* STATED EXERCISE *
Extract the lines that hold the string "name".

## start PROVIDED MATERIAL

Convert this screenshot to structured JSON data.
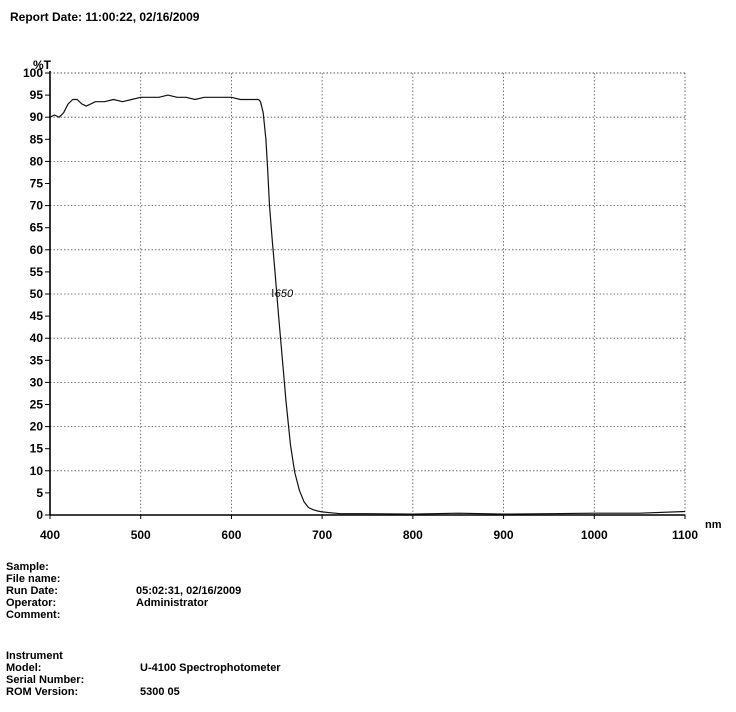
{
  "report": {
    "date_line": "Report Date: 11:00:22, 02/16/2009"
  },
  "chart_data": {
    "type": "line",
    "ylabel": "%T",
    "xlabel": "nm",
    "xlim": [
      400,
      1100
    ],
    "ylim": [
      0,
      100
    ],
    "x_ticks": [
      "400",
      "500",
      "600",
      "700",
      "800",
      "900",
      "1000",
      "1100"
    ],
    "y_ticks": [
      "0",
      "5",
      "10",
      "15",
      "20",
      "25",
      "30",
      "35",
      "40",
      "45",
      "50",
      "55",
      "60",
      "65",
      "70",
      "75",
      "80",
      "85",
      "90",
      "95",
      "100"
    ],
    "grid": true,
    "annotation": {
      "text": "650",
      "x": 650,
      "y": 50
    },
    "series": [
      {
        "x": [
          400,
          405,
          410,
          415,
          420,
          425,
          430,
          435,
          440,
          445,
          450,
          460,
          470,
          480,
          490,
          500,
          510,
          520,
          530,
          540,
          550,
          560,
          570,
          580,
          590,
          600,
          610,
          620,
          625,
          630,
          632,
          635,
          638,
          640,
          642,
          645,
          648,
          650,
          652,
          655,
          658,
          660,
          663,
          665,
          668,
          670,
          675,
          680,
          685,
          690,
          695,
          700,
          710,
          720,
          750,
          800,
          850,
          900,
          950,
          1000,
          1050,
          1100
        ],
        "y": [
          90,
          90.5,
          90,
          91,
          93,
          94,
          94,
          93,
          92.5,
          93,
          93.5,
          93.5,
          94,
          93.5,
          94,
          94.5,
          94.5,
          94.5,
          95,
          94.5,
          94.5,
          94,
          94.5,
          94.5,
          94.5,
          94.5,
          94,
          94,
          94,
          94,
          93.5,
          91,
          85,
          78,
          70,
          62,
          55,
          50,
          45,
          38,
          31,
          26,
          20,
          16,
          12,
          9.5,
          5.5,
          3,
          1.7,
          1.2,
          0.9,
          0.7,
          0.5,
          0.3,
          0.3,
          0.2,
          0.4,
          0.2,
          0.3,
          0.4,
          0.4,
          0.8
        ]
      }
    ]
  },
  "sample_info": [
    {
      "label": "Sample:",
      "value": ""
    },
    {
      "label": "File name:",
      "value": ""
    },
    {
      "label": "Run Date:",
      "value": "05:02:31, 02/16/2009"
    },
    {
      "label": "Operator:",
      "value": "Administrator"
    },
    {
      "label": "Comment:",
      "value": ""
    }
  ],
  "instrument_info": [
    {
      "label": "Instrument",
      "value": ""
    },
    {
      "label": "Model:",
      "value": "U-4100 Spectrophotometer"
    },
    {
      "label": "Serial Number:",
      "value": ""
    },
    {
      "label": "ROM Version:",
      "value": "5300 05"
    }
  ]
}
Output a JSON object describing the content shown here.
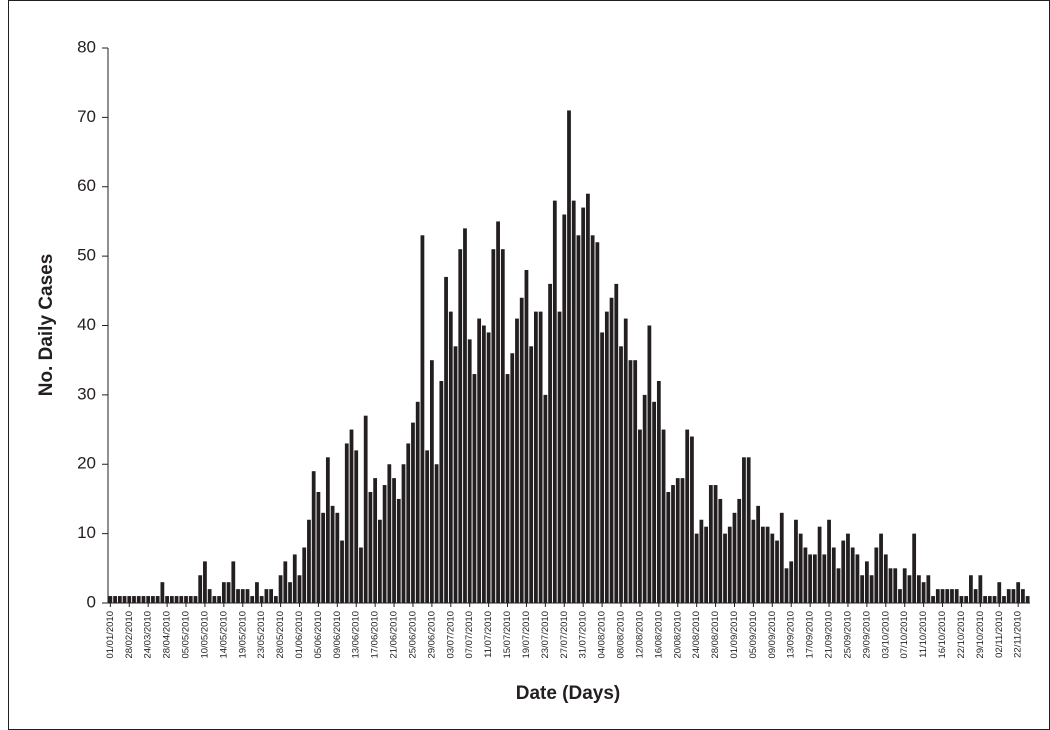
{
  "chart_data": {
    "type": "bar",
    "x_label": "Date (Days)",
    "y_label": "No. Daily Cases",
    "color": "#231f20",
    "ylim": [
      0,
      80
    ],
    "yticks": [
      0,
      10,
      20,
      30,
      40,
      50,
      60,
      70,
      80
    ],
    "categories": [
      "01/01/2010",
      null,
      null,
      null,
      "28/02/2010",
      null,
      null,
      null,
      "24/03/2010",
      null,
      null,
      null,
      "28/04/2010",
      null,
      null,
      null,
      "05/05/2010",
      null,
      null,
      null,
      "10/05/2010",
      null,
      null,
      null,
      "14/05/2010",
      null,
      null,
      null,
      "19/05/2010",
      null,
      null,
      null,
      "23/05/2010",
      null,
      null,
      null,
      "28/05/2010",
      null,
      null,
      null,
      "01/06/2010",
      null,
      null,
      null,
      "05/06/2010",
      null,
      null,
      null,
      "09/06/2010",
      null,
      null,
      null,
      "13/06/2010",
      null,
      null,
      null,
      "17/06/2010",
      null,
      null,
      null,
      "21/06/2010",
      null,
      null,
      null,
      "25/06/2010",
      null,
      null,
      null,
      "29/06/2010",
      null,
      null,
      null,
      "03/07/2010",
      null,
      null,
      null,
      "07/07/2010",
      null,
      null,
      null,
      "11/07/2010",
      null,
      null,
      null,
      "15/07/2010",
      null,
      null,
      null,
      "19/07/2010",
      null,
      null,
      null,
      "23/07/2010",
      null,
      null,
      null,
      "27/07/2010",
      null,
      null,
      null,
      "31/07/2010",
      null,
      null,
      null,
      "04/08/2010",
      null,
      null,
      null,
      "08/08/2010",
      null,
      null,
      null,
      "12/08/2010",
      null,
      null,
      null,
      "16/08/2010",
      null,
      null,
      null,
      "20/08/2010",
      null,
      null,
      null,
      "24/08/2010",
      null,
      null,
      null,
      "28/08/2010",
      null,
      null,
      null,
      "01/09/2010",
      null,
      null,
      null,
      "05/09/2010",
      null,
      null,
      null,
      "09/09/2010",
      null,
      null,
      null,
      "13/09/2010",
      null,
      null,
      null,
      "17/09/2010",
      null,
      null,
      null,
      "21/09/2010",
      null,
      null,
      null,
      "25/09/2010",
      null,
      null,
      null,
      "29/09/2010",
      null,
      null,
      null,
      "03/10/2010",
      null,
      null,
      null,
      "07/10/2010",
      null,
      null,
      null,
      "11/10/2010",
      null,
      null,
      null,
      "16/10/2010",
      null,
      null,
      null,
      "22/10/2010",
      null,
      null,
      null,
      "29/10/2010",
      null,
      null,
      null,
      "02/11/2010",
      null,
      null,
      null,
      "22/11/2010",
      null,
      null
    ],
    "values": [
      1,
      1,
      1,
      1,
      1,
      1,
      1,
      1,
      1,
      1,
      1,
      3,
      1,
      1,
      1,
      1,
      1,
      1,
      1,
      4,
      6,
      2,
      1,
      1,
      3,
      3,
      6,
      2,
      2,
      2,
      1,
      3,
      1,
      2,
      2,
      1,
      4,
      6,
      3,
      7,
      4,
      8,
      12,
      19,
      16,
      13,
      21,
      14,
      13,
      9,
      23,
      25,
      22,
      8,
      27,
      16,
      18,
      12,
      17,
      20,
      18,
      15,
      20,
      23,
      26,
      29,
      53,
      22,
      35,
      20,
      32,
      47,
      42,
      37,
      51,
      54,
      38,
      33,
      41,
      40,
      39,
      51,
      55,
      51,
      33,
      36,
      41,
      44,
      48,
      37,
      42,
      42,
      30,
      46,
      58,
      42,
      56,
      71,
      58,
      53,
      57,
      59,
      53,
      52,
      39,
      42,
      44,
      46,
      37,
      41,
      35,
      35,
      25,
      30,
      40,
      29,
      32,
      25,
      16,
      17,
      18,
      18,
      25,
      24,
      10,
      12,
      11,
      17,
      17,
      15,
      10,
      11,
      13,
      15,
      21,
      21,
      12,
      14,
      11,
      11,
      10,
      9,
      13,
      5,
      6,
      12,
      10,
      8,
      7,
      7,
      11,
      7,
      12,
      8,
      5,
      9,
      10,
      8,
      7,
      4,
      6,
      4,
      8,
      10,
      7,
      5,
      5,
      2,
      5,
      4,
      10,
      4,
      3,
      4,
      1,
      2,
      2,
      2,
      2,
      2,
      1,
      1,
      4,
      2,
      4,
      1,
      1,
      1,
      3,
      1,
      2,
      2,
      3,
      2,
      1
    ]
  }
}
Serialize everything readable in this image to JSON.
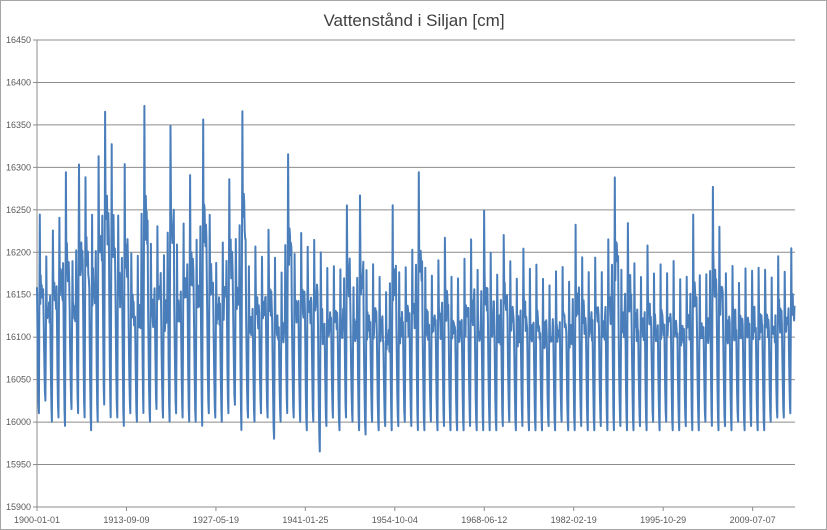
{
  "chart_data": {
    "type": "line",
    "title": "Vattenstånd i Siljan [cm]",
    "xlabel": "",
    "ylabel": "",
    "ylim": [
      15900,
      16450
    ],
    "y_ticks": [
      15900,
      15950,
      16000,
      16050,
      16100,
      16150,
      16200,
      16250,
      16300,
      16350,
      16400,
      16450
    ],
    "x_ticks": [
      "1900-01-01",
      "1913-09-09",
      "1927-05-19",
      "1941-01-25",
      "1954-10-04",
      "1968-06-12",
      "1982-02-19",
      "1995-10-29",
      "2009-07-07"
    ],
    "xlim_years": [
      1900,
      2016
    ],
    "grid": "horizontal",
    "series": [
      {
        "name": "Vattenstånd i Siljan",
        "color": "#4a7ebb",
        "annual_peaks": [
          16250,
          16200,
          16240,
          16255,
          16305,
          16200,
          16320,
          16305,
          16260,
          16325,
          16380,
          16345,
          16255,
          16315,
          16210,
          16200,
          16390,
          16215,
          16245,
          16200,
          16360,
          16220,
          16245,
          16300,
          16225,
          16375,
          16255,
          16200,
          16225,
          16300,
          16220,
          16380,
          16195,
          16215,
          16200,
          16235,
          16200,
          16180,
          16330,
          16210,
          16230,
          16220,
          16225,
          16205,
          16190,
          16195,
          16190,
          16270,
          16170,
          16280,
          16185,
          16190,
          16175,
          16155,
          16270,
          16185,
          16190,
          16210,
          16305,
          16195,
          16185,
          16200,
          16230,
          16175,
          16180,
          16200,
          16220,
          16185,
          16255,
          16205,
          16180,
          16235,
          16200,
          16175,
          16215,
          16185,
          16195,
          16175,
          16170,
          16185,
          16190,
          16175,
          16240,
          16200,
          16185,
          16200,
          16180,
          16225,
          16305,
          16185,
          16250,
          16195,
          16175,
          16215,
          16180,
          16190,
          16185,
          16200,
          16175,
          16180,
          16250,
          16180,
          16180,
          16290,
          16240,
          16180,
          16195,
          16175,
          16190,
          16190,
          16185,
          16190,
          16175,
          16200,
          16180,
          16210
        ],
        "annual_troughs": [
          16010,
          16025,
          16000,
          16005,
          15995,
          16015,
          16010,
          16005,
          15990,
          16000,
          16020,
          16005,
          16005,
          15995,
          16010,
          16000,
          16010,
          16000,
          16015,
          16005,
          16000,
          16010,
          16005,
          16000,
          16000,
          15995,
          16010,
          16005,
          16000,
          16010,
          16020,
          15990,
          16005,
          16000,
          16010,
          16005,
          15980,
          16000,
          16010,
          16005,
          16000,
          15990,
          16000,
          15965,
          15995,
          16005,
          15990,
          16005,
          16000,
          15990,
          15985,
          16000,
          15990,
          15995,
          15990,
          15995,
          16000,
          15995,
          15990,
          15990,
          16000,
          15990,
          15995,
          15990,
          15990,
          15990,
          15995,
          15990,
          15990,
          15990,
          15990,
          15995,
          16000,
          15990,
          15995,
          15990,
          15990,
          15990,
          15995,
          15990,
          16000,
          15990,
          15990,
          15995,
          15990,
          15990,
          15995,
          15990,
          15990,
          15995,
          15990,
          15990,
          15995,
          15990,
          16000,
          15990,
          16000,
          15990,
          15990,
          15995,
          15990,
          15990,
          16000,
          15995,
          15990,
          15995,
          15990,
          16000,
          15990,
          15995,
          15990,
          15990,
          16000,
          16005,
          16005,
          16010
        ]
      }
    ]
  }
}
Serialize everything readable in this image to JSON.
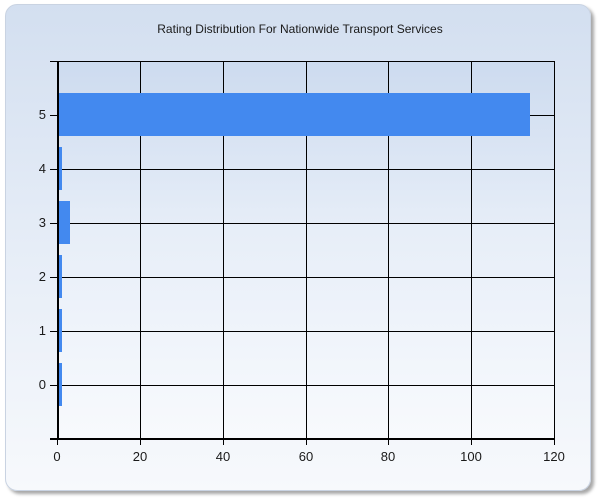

## end PROVIDED MATERIAL

* RESPONSE BELOW *
      "label": "File name:",
        "name": "Vattenstånd i Siljan",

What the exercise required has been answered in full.